____ DATA SUPPLIED

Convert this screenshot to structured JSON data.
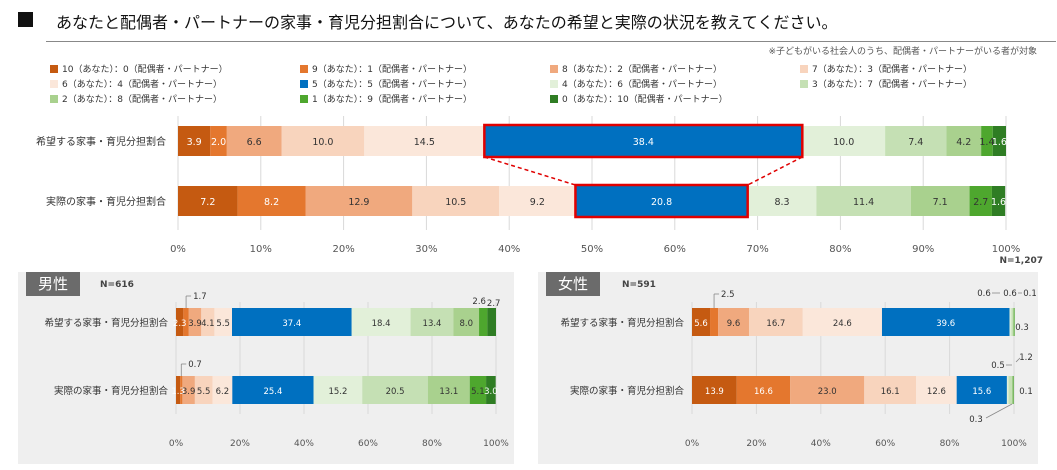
{
  "title": "あなたと配偶者・パートナーの家事・育児分担割合について、あなたの希望と実際の状況を教えてください。",
  "note": "※子どもがいる社会人のうち、配偶者・パートナーがいる者が対象",
  "total_n": "N=1,207",
  "legend": [
    {
      "label": "10（あなた）：0（配偶者・パートナー）",
      "color": "#c55a11"
    },
    {
      "label": "9（あなた）：1（配偶者・パートナー）",
      "color": "#e4772e"
    },
    {
      "label": "8（あなた）：2（配偶者・パートナー）",
      "color": "#f0a97e"
    },
    {
      "label": "7（あなた）：3（配偶者・パートナー）",
      "color": "#f8d4bd"
    },
    {
      "label": "6（あなた）：4（配偶者・パートナー）",
      "color": "#fbe7da"
    },
    {
      "label": "5（あなた）：5（配偶者・パートナー）",
      "color": "#0070c0"
    },
    {
      "label": "4（あなた）：6（配偶者・パートナー）",
      "color": "#e2f0d9"
    },
    {
      "label": "3（あなた）：7（配偶者・パートナー）",
      "color": "#c5e0b4"
    },
    {
      "label": "2（あなた）：8（配偶者・パートナー）",
      "color": "#a9d18e"
    },
    {
      "label": "1（あなた）：9（配偶者・パートナー）",
      "color": "#4ea72e"
    },
    {
      "label": "0（あなた）：10（配偶者・パートナー）",
      "color": "#2f7d24"
    }
  ],
  "chart_data": [
    {
      "type": "bar",
      "orientation": "horizontal-stacked-100",
      "title": "",
      "n": "N=1,207",
      "categories": [
        "希望する家事・育児分担割合",
        "実際の家事・育児分担割合"
      ],
      "series": [
        {
          "name": "10（あなた）：0（配偶者・パートナー）",
          "values": [
            3.9,
            7.2
          ]
        },
        {
          "name": "9（あなた）：1（配偶者・パートナー）",
          "values": [
            2.0,
            8.2
          ]
        },
        {
          "name": "8（あなた）：2（配偶者・パートナー）",
          "values": [
            6.6,
            12.9
          ]
        },
        {
          "name": "7（あなた）：3（配偶者・パートナー）",
          "values": [
            10.0,
            10.5
          ]
        },
        {
          "name": "6（あなた）：4（配偶者・パートナー）",
          "values": [
            14.5,
            9.2
          ]
        },
        {
          "name": "5（あなた）：5（配偶者・パートナー）",
          "values": [
            38.4,
            20.8
          ]
        },
        {
          "name": "4（あなた）：6（配偶者・パートナー）",
          "values": [
            10.0,
            8.3
          ]
        },
        {
          "name": "3（あなた）：7（配偶者・パートナー）",
          "values": [
            7.4,
            11.4
          ]
        },
        {
          "name": "2（あなた）：8（配偶者・パートナー）",
          "values": [
            4.2,
            7.1
          ]
        },
        {
          "name": "1（あなた）：9（配偶者・パートナー）",
          "values": [
            1.4,
            2.7
          ]
        },
        {
          "name": "0（あなた）：10（配偶者・パートナー）",
          "values": [
            1.6,
            1.6
          ]
        }
      ],
      "xticks": [
        "0%",
        "10%",
        "20%",
        "30%",
        "40%",
        "50%",
        "60%",
        "70%",
        "80%",
        "90%",
        "100%"
      ],
      "xlim": [
        0,
        100
      ],
      "highlight_series": "5（あなた）：5（配偶者・パートナー）"
    },
    {
      "type": "bar",
      "orientation": "horizontal-stacked-100",
      "title": "男性",
      "n": "N=616",
      "categories": [
        "希望する家事・育児分担割合",
        "実際の家事・育児分担割合"
      ],
      "series": [
        {
          "name": "10（あなた）：0（配偶者・パートナー）",
          "values": [
            2.3,
            1.3
          ]
        },
        {
          "name": "9（あなた）：1（配偶者・パートナー）",
          "values": [
            1.7,
            0.7
          ]
        },
        {
          "name": "8（あなた）：2（配偶者・パートナー）",
          "values": [
            3.9,
            3.9
          ]
        },
        {
          "name": "7（あなた）：3（配偶者・パートナー）",
          "values": [
            4.1,
            5.5
          ]
        },
        {
          "name": "6（あなた）：4（配偶者・パートナー）",
          "values": [
            5.5,
            6.2
          ]
        },
        {
          "name": "5（あなた）：5（配偶者・パートナー）",
          "values": [
            37.4,
            25.4
          ]
        },
        {
          "name": "4（あなた）：6（配偶者・パートナー）",
          "values": [
            18.4,
            15.2
          ]
        },
        {
          "name": "3（あなた）：7（配偶者・パートナー）",
          "values": [
            13.4,
            20.5
          ]
        },
        {
          "name": "2（あなた）：8（配偶者・パートナー）",
          "values": [
            8.0,
            13.1
          ]
        },
        {
          "name": "1（あなた）：9（配偶者・パートナー）",
          "values": [
            2.6,
            5.1
          ]
        },
        {
          "name": "0（あなた）：10（配偶者・パートナー）",
          "values": [
            2.7,
            3.0
          ]
        }
      ],
      "xticks": [
        "0%",
        "20%",
        "40%",
        "60%",
        "80%",
        "100%"
      ],
      "xlim": [
        0,
        100
      ]
    },
    {
      "type": "bar",
      "orientation": "horizontal-stacked-100",
      "title": "女性",
      "n": "N=591",
      "categories": [
        "希望する家事・育児分担割合",
        "実際の家事・育児分担割合"
      ],
      "series": [
        {
          "name": "10（あなた）：0（配偶者・パートナー）",
          "values": [
            5.6,
            13.9
          ]
        },
        {
          "name": "9（あなた）：1（配偶者・パートナー）",
          "values": [
            2.5,
            16.6
          ]
        },
        {
          "name": "8（あなた）：2（配偶者・パートナー）",
          "values": [
            9.6,
            23.0
          ]
        },
        {
          "name": "7（あなた）：3（配偶者・パートナー）",
          "values": [
            16.7,
            16.1
          ]
        },
        {
          "name": "6（あなた）：4（配偶者・パートナー）",
          "values": [
            24.6,
            12.6
          ]
        },
        {
          "name": "5（あなた）：5（配偶者・パートナー）",
          "values": [
            39.6,
            15.6
          ]
        },
        {
          "name": "4（あなた）：6（配偶者・パートナー）",
          "values": [
            0.6,
            0.5
          ]
        },
        {
          "name": "3（あなた）：7（配偶者・パートナー）",
          "values": [
            0.6,
            1.2
          ]
        },
        {
          "name": "2（あなた）：8（配偶者・パートナー）",
          "values": [
            0.1,
            0.1
          ]
        },
        {
          "name": "1（あなた）：9（配偶者・パートナー）",
          "values": [
            0.3,
            0.3
          ]
        },
        {
          "name": "0（あなた）：10（配偶者・パートナー）",
          "values": [
            0.0,
            0.0
          ]
        }
      ],
      "xticks": [
        "0%",
        "20%",
        "40%",
        "60%",
        "80%",
        "100%"
      ],
      "xlim": [
        0,
        100
      ]
    }
  ]
}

________

→ WORK TO COMPLETE:
Pictures are excluded; repeat every record exactly.

→ SOLUTION TO THIS TASK:
Convert this screenshot to structured JSON data.
{
  "title": "あなたと配偶者・パートナーの家事・育児分担割合について、あなたの希望と実際の状況を教えてください。",
  "note": "※子どもがいる社会人のうち、配偶者・パートナーがいる者が対象",
  "total_n": "N=1,207",
  "legend": [
    {
      "label": "10（あなた）：0（配偶者・パートナー）",
      "color": "#c55a11"
    },
    {
      "label": "9（あなた）：1（配偶者・パートナー）",
      "color": "#e4772e"
    },
    {
      "label": "8（あなた）：2（配偶者・パートナー）",
      "color": "#f0a97e"
    },
    {
      "label": "7（あなた）：3（配偶者・パートナー）",
      "color": "#f8d4bd"
    },
    {
      "label": "6（あなた）：4（配偶者・パートナー）",
      "color": "#fbe7da"
    },
    {
      "label": "5（あなた）：5（配偶者・パートナー）",
      "color": "#0070c0"
    },
    {
      "label": "4（あなた）：6（配偶者・パートナー）",
      "color": "#e2f0d9"
    },
    {
      "label": "3（あなた）：7（配偶者・パートナー）",
      "color": "#c5e0b4"
    },
    {
      "label": "2（あなた）：8（配偶者・パートナー）",
      "color": "#a9d18e"
    },
    {
      "label": "1（あなた）：9（配偶者・パートナー）",
      "color": "#4ea72e"
    },
    {
      "label": "0（あなた）：10（配偶者・パートナー）",
      "color": "#2f7d24"
    }
  ],
  "chart_data": [
    {
      "type": "bar",
      "orientation": "horizontal-stacked-100",
      "title": "",
      "n": "N=1,207",
      "categories": [
        "希望する家事・育児分担割合",
        "実際の家事・育児分担割合"
      ],
      "series": [
        {
          "name": "10（あなた）：0（配偶者・パートナー）",
          "values": [
            3.9,
            7.2
          ]
        },
        {
          "name": "9（あなた）：1（配偶者・パートナー）",
          "values": [
            2.0,
            8.2
          ]
        },
        {
          "name": "8（あなた）：2（配偶者・パートナー）",
          "values": [
            6.6,
            12.9
          ]
        },
        {
          "name": "7（あなた）：3（配偶者・パートナー）",
          "values": [
            10.0,
            10.5
          ]
        },
        {
          "name": "6（あなた）：4（配偶者・パートナー）",
          "values": [
            14.5,
            9.2
          ]
        },
        {
          "name": "5（あなた）：5（配偶者・パートナー）",
          "values": [
            38.4,
            20.8
          ]
        },
        {
          "name": "4（あなた）：6（配偶者・パートナー）",
          "values": [
            10.0,
            8.3
          ]
        },
        {
          "name": "3（あなた）：7（配偶者・パートナー）",
          "values": [
            7.4,
            11.4
          ]
        },
        {
          "name": "2（あなた）：8（配偶者・パートナー）",
          "values": [
            4.2,
            7.1
          ]
        },
        {
          "name": "1（あなた）：9（配偶者・パートナー）",
          "values": [
            1.4,
            2.7
          ]
        },
        {
          "name": "0（あなた）：10（配偶者・パートナー）",
          "values": [
            1.6,
            1.6
          ]
        }
      ],
      "xticks": [
        "0%",
        "10%",
        "20%",
        "30%",
        "40%",
        "50%",
        "60%",
        "70%",
        "80%",
        "90%",
        "100%"
      ],
      "xlim": [
        0,
        100
      ],
      "highlight_series": "5（あなた）：5（配偶者・パートナー）"
    },
    {
      "type": "bar",
      "orientation": "horizontal-stacked-100",
      "title": "男性",
      "n": "N=616",
      "categories": [
        "希望する家事・育児分担割合",
        "実際の家事・育児分担割合"
      ],
      "series": [
        {
          "name": "10（あなた）：0（配偶者・パートナー）",
          "values": [
            2.3,
            1.3
          ]
        },
        {
          "name": "9（あなた）：1（配偶者・パートナー）",
          "values": [
            1.7,
            0.7
          ]
        },
        {
          "name": "8（あなた）：2（配偶者・パートナー）",
          "values": [
            3.9,
            3.9
          ]
        },
        {
          "name": "7（あなた）：3（配偶者・パートナー）",
          "values": [
            4.1,
            5.5
          ]
        },
        {
          "name": "6（あなた）：4（配偶者・パートナー）",
          "values": [
            5.5,
            6.2
          ]
        },
        {
          "name": "5（あなた）：5（配偶者・パートナー）",
          "values": [
            37.4,
            25.4
          ]
        },
        {
          "name": "4（あなた）：6（配偶者・パートナー）",
          "values": [
            18.4,
            15.2
          ]
        },
        {
          "name": "3（あなた）：7（配偶者・パートナー）",
          "values": [
            13.4,
            20.5
          ]
        },
        {
          "name": "2（あなた）：8（配偶者・パートナー）",
          "values": [
            8.0,
            13.1
          ]
        },
        {
          "name": "1（あなた）：9（配偶者・パートナー）",
          "values": [
            2.6,
            5.1
          ]
        },
        {
          "name": "0（あなた）：10（配偶者・パートナー）",
          "values": [
            2.7,
            3.0
          ]
        }
      ],
      "xticks": [
        "0%",
        "20%",
        "40%",
        "60%",
        "80%",
        "100%"
      ],
      "xlim": [
        0,
        100
      ]
    },
    {
      "type": "bar",
      "orientation": "horizontal-stacked-100",
      "title": "女性",
      "n": "N=591",
      "categories": [
        "希望する家事・育児分担割合",
        "実際の家事・育児分担割合"
      ],
      "series": [
        {
          "name": "10（あなた）：0（配偶者・パートナー）",
          "values": [
            5.6,
            13.9
          ]
        },
        {
          "name": "9（あなた）：1（配偶者・パートナー）",
          "values": [
            2.5,
            16.6
          ]
        },
        {
          "name": "8（あなた）：2（配偶者・パートナー）",
          "values": [
            9.6,
            23.0
          ]
        },
        {
          "name": "7（あなた）：3（配偶者・パートナー）",
          "values": [
            16.7,
            16.1
          ]
        },
        {
          "name": "6（あなた）：4（配偶者・パートナー）",
          "values": [
            24.6,
            12.6
          ]
        },
        {
          "name": "5（あなた）：5（配偶者・パートナー）",
          "values": [
            39.6,
            15.6
          ]
        },
        {
          "name": "4（あなた）：6（配偶者・パートナー）",
          "values": [
            0.6,
            0.5
          ]
        },
        {
          "name": "3（あなた）：7（配偶者・パートナー）",
          "values": [
            0.6,
            1.2
          ]
        },
        {
          "name": "2（あなた）：8（配偶者・パートナー）",
          "values": [
            0.1,
            0.1
          ]
        },
        {
          "name": "1（あなた）：9（配偶者・パートナー）",
          "values": [
            0.3,
            0.3
          ]
        },
        {
          "name": "0（あなた）：10（配偶者・パートナー）",
          "values": [
            0.0,
            0.0
          ]
        }
      ],
      "xticks": [
        "0%",
        "20%",
        "40%",
        "60%",
        "80%",
        "100%"
      ],
      "xlim": [
        0,
        100
      ]
    }
  ]
}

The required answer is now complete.